Text passage:
Written by Seppo Laine
Dr. Patrick Lowrance, a science staff member at IPAC since 2002, has been appointed the new Task Lead for NASA’s Nancy Grace Roman Space Telescope’s Science Support Center (SSC). His new appointment began on October 17th, 2022. He succeeds Dr. Rachel Akeson, who has been the Roman SSC Task Lead since 2017. Akeson will retain a significant role in the Roman team but shift her primary focus to her role as Task Lead for the SPHEREx Data and Science Center at IPAC.
In his new role, Lowrance will lead the Science Support Center team together with Roman SSC Lead Scientist Lee Armus during the final design, development, system assembly, integration and test, and operations phases of the mission. He will coordinate the work closely with the Science Operations Center at the Space Telescope Science Institute in Baltimore, the Mission Operations Center and the Project Office at the Goddard Space Flight Center, as well as the Coronagraph Instrument Team at NASA’s Jet Propulsion Laboratory.
Lowrance, who received his Ph.D. at UCLA in 2001, brings a record of leadership to this assignment. During his time at IPAC, he distinguished himself particularly by leading the IRAC Instrument Support Team at the Spitzer Science Center for the last five years of its mission. He has been part of the Roman project since 2019 in various roles. His research centers on the search for and surveys of substellar companions and disks around stars.

Data:
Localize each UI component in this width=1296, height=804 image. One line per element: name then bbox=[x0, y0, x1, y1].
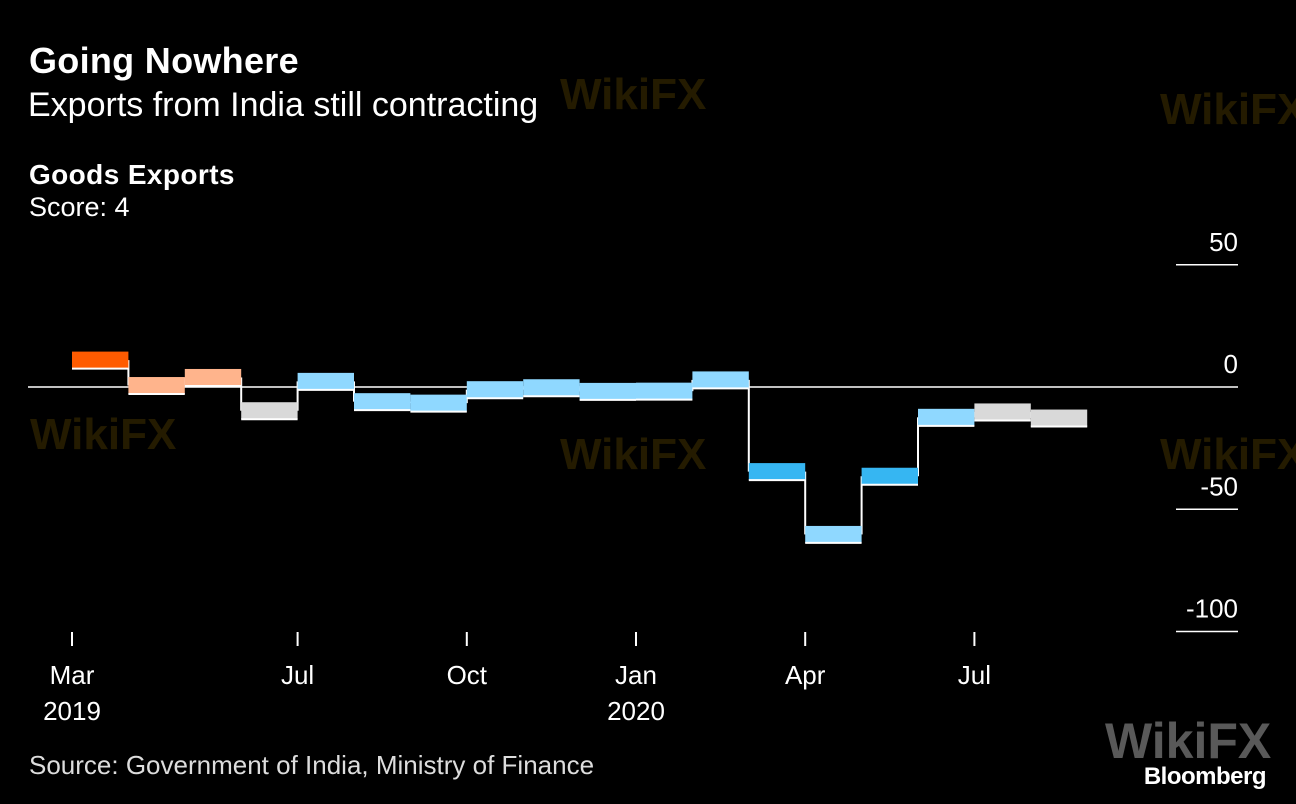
watermark: WikiFX bbox=[1160, 430, 1296, 479]
x-tick-label: Jan bbox=[615, 660, 657, 690]
step-segment bbox=[410, 394, 467, 412]
step-segment bbox=[184, 368, 242, 386]
x-tick-label: Jul bbox=[958, 660, 991, 690]
step-segment bbox=[579, 382, 636, 400]
panel-title: Goods Exports bbox=[29, 159, 235, 190]
x-tick-year: 2019 bbox=[43, 696, 101, 726]
step-segment bbox=[128, 377, 185, 395]
step-segment bbox=[354, 393, 411, 411]
watermark: WikiFX bbox=[1160, 85, 1296, 134]
x-tick-year: 2020 bbox=[607, 696, 665, 726]
chart-title: Going Nowhere bbox=[29, 40, 299, 81]
x-tick-label: Apr bbox=[785, 660, 826, 690]
y-tick-label: 0 bbox=[1224, 349, 1238, 379]
score-label: Score: 4 bbox=[29, 192, 130, 222]
source-note: Source: Government of India, Ministry of… bbox=[29, 750, 595, 780]
step-segment bbox=[241, 402, 298, 420]
y-tick-label: 50 bbox=[1209, 227, 1238, 257]
watermark: WikiFX bbox=[560, 70, 707, 119]
watermark: WikiFX bbox=[560, 430, 707, 479]
step-segment bbox=[918, 408, 975, 426]
step-segment bbox=[748, 463, 806, 481]
step-segment bbox=[636, 382, 693, 400]
y-tick-label: -50 bbox=[1200, 471, 1238, 501]
step-segment bbox=[1030, 409, 1088, 427]
x-tick-label: Mar bbox=[50, 660, 95, 690]
y-tick-label: -100 bbox=[1186, 594, 1238, 624]
step-segment bbox=[974, 403, 1031, 421]
bloomberg-logo: Bloomberg bbox=[1143, 763, 1267, 790]
watermark: WikiFX bbox=[30, 410, 177, 459]
step-segment bbox=[72, 351, 129, 369]
step-segment bbox=[692, 371, 749, 389]
chart-subtitle: Exports from India still contracting bbox=[28, 86, 539, 124]
step-segment bbox=[861, 467, 918, 485]
step-segment bbox=[523, 379, 580, 397]
step-segment bbox=[297, 372, 354, 390]
watermark: WikiFX bbox=[1105, 713, 1272, 769]
x-tick-label: Oct bbox=[447, 660, 488, 690]
x-tick-label: Jul bbox=[281, 660, 314, 690]
step-segment bbox=[805, 525, 862, 543]
step-segment bbox=[466, 381, 524, 399]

Goals:
**1)** Answer these questions using the appointment announcement.
(a) On what date did Lowrance's new appointment begin?
(b) With whom will Lowrance lead the Science Support Center team?
(c) In what year did Lowrance receive his Ph.D.?
**2)** Set down the part of the appointment announcement that opens with the words containing "Lowrance, who received" and closes with "disks around stars.", copying it word for word.
The listing is separate material and has no connection to the appointment announcement.

Results:
**1)**
(a) October 17th, 2022
(b) Roman SSC Lead Scientist Lee Armus
(c) 2001

**2)**
Lowrance, who received his Ph.D. at UCLA in 2001, brings a record of leadership to this assignment. During his time at IPAC, he distinguished himself particularly by leading the IRAC Instrument Support Team at the Spitzer Science Center for the last five years of its mission. He has been part of the Roman project since 2019 in various roles. His research centers on the search for and surveys of substellar companions and disks around stars.